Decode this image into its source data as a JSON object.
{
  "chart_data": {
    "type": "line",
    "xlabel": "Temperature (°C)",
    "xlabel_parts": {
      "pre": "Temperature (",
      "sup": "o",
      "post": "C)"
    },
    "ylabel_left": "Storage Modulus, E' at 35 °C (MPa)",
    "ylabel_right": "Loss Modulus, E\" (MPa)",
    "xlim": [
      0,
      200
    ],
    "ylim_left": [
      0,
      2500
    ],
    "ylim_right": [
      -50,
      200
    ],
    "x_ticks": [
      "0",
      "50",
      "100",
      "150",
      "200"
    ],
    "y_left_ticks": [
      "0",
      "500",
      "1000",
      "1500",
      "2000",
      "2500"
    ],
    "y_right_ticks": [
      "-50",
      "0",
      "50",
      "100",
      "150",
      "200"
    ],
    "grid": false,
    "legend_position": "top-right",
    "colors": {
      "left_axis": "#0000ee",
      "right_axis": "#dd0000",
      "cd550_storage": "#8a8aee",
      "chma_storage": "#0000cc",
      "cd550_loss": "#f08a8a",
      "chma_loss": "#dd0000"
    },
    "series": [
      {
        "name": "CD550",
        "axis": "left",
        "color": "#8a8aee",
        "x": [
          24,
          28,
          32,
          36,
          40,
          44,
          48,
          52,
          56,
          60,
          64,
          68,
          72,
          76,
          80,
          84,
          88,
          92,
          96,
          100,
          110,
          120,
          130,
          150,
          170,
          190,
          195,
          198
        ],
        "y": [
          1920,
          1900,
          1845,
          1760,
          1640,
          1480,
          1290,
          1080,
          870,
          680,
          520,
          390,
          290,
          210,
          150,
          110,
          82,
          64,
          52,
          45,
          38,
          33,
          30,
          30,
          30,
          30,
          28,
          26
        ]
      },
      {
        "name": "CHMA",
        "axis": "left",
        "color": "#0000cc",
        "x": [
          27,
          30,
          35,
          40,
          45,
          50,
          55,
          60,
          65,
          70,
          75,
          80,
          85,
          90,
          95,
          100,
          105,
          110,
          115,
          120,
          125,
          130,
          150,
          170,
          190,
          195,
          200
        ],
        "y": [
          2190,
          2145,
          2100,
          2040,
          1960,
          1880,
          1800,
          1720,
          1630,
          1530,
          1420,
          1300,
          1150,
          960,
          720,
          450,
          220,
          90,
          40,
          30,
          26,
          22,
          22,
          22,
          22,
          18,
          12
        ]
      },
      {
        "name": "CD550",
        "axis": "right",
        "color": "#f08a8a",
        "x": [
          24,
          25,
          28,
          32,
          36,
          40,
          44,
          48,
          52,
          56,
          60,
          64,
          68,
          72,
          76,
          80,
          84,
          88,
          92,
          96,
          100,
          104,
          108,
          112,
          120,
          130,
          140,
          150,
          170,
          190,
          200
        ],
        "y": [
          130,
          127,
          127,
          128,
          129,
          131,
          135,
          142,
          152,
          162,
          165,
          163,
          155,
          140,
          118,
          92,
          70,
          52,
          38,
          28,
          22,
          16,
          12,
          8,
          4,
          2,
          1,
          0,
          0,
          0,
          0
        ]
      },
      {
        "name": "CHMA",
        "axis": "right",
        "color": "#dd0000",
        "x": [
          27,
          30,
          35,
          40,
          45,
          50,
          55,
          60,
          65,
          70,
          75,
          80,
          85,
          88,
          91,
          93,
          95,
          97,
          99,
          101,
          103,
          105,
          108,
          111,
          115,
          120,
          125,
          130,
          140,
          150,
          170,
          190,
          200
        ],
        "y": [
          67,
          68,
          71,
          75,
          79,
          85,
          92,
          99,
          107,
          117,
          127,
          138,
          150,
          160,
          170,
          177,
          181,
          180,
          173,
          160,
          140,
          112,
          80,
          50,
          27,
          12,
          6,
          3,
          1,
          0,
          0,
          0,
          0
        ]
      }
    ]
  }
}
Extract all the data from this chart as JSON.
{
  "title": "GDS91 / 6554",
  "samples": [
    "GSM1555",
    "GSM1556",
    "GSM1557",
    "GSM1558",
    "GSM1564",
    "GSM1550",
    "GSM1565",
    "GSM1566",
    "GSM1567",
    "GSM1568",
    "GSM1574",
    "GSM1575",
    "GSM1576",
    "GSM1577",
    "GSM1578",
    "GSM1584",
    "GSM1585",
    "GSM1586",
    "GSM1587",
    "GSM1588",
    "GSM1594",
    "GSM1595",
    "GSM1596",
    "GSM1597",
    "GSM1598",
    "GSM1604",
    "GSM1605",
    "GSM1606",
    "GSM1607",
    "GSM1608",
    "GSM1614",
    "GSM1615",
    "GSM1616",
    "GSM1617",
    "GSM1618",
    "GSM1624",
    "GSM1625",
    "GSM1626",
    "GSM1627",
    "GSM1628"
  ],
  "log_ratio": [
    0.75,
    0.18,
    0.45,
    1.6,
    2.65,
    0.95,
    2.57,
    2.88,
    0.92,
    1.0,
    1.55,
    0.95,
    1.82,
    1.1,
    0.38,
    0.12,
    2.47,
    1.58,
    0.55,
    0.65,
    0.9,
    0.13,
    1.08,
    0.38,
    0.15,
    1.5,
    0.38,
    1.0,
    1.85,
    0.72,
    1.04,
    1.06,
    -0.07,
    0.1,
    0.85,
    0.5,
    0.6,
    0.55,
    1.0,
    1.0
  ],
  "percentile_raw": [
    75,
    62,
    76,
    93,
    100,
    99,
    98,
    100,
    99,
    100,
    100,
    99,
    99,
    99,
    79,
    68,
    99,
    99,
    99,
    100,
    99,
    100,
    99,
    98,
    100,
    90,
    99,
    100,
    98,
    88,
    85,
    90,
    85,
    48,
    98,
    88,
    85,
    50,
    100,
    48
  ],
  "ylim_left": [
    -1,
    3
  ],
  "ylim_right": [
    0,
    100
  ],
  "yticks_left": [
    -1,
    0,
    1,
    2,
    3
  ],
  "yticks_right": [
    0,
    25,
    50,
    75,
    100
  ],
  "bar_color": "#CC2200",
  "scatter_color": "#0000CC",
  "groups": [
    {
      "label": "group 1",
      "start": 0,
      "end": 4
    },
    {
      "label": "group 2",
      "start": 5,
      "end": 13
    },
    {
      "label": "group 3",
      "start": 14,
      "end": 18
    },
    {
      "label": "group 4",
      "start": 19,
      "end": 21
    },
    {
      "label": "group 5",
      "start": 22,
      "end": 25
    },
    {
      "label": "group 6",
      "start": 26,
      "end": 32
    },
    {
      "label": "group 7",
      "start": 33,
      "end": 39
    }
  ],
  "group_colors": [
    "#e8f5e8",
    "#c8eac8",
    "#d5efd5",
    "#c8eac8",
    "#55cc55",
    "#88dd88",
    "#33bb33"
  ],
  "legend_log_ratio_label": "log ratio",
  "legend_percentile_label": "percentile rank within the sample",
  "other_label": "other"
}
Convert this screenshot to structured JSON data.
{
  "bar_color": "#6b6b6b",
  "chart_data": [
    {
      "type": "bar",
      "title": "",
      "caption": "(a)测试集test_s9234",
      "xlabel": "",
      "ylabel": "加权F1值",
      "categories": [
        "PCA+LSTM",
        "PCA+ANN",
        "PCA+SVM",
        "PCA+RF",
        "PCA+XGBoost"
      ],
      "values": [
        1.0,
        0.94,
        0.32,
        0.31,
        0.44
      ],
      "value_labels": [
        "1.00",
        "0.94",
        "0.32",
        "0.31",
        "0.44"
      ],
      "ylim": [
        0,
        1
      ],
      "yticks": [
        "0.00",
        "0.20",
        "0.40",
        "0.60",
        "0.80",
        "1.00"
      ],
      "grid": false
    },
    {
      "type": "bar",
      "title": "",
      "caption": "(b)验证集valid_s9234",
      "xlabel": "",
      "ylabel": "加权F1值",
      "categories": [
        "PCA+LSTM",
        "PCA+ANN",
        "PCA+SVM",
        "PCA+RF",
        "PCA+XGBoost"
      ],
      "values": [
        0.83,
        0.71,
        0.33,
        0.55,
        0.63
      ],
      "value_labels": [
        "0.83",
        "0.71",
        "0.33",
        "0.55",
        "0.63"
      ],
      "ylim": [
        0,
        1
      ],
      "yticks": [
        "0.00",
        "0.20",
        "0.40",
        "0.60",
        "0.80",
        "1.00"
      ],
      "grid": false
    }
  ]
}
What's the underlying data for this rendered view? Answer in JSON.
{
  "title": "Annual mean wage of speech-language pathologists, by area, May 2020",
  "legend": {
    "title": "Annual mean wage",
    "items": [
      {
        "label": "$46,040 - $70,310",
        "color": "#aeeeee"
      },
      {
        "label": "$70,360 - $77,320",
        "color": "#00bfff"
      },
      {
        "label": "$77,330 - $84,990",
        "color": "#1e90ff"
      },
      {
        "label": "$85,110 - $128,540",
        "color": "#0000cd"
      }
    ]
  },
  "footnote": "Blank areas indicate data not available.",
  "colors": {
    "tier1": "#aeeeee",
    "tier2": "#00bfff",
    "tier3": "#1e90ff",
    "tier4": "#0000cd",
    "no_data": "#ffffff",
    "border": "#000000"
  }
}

EXERCISE GOAL:
Scan the lines for the string "this". Copy out each line that matches.

OUTPUT OF THE TASK:
Decode this image into its source data as a JSON object.
Extract all the data from this chart as JSON.
Convert this screenshot to structured JSON data.
What's the underlying data for this rendered view? Answer in JSON.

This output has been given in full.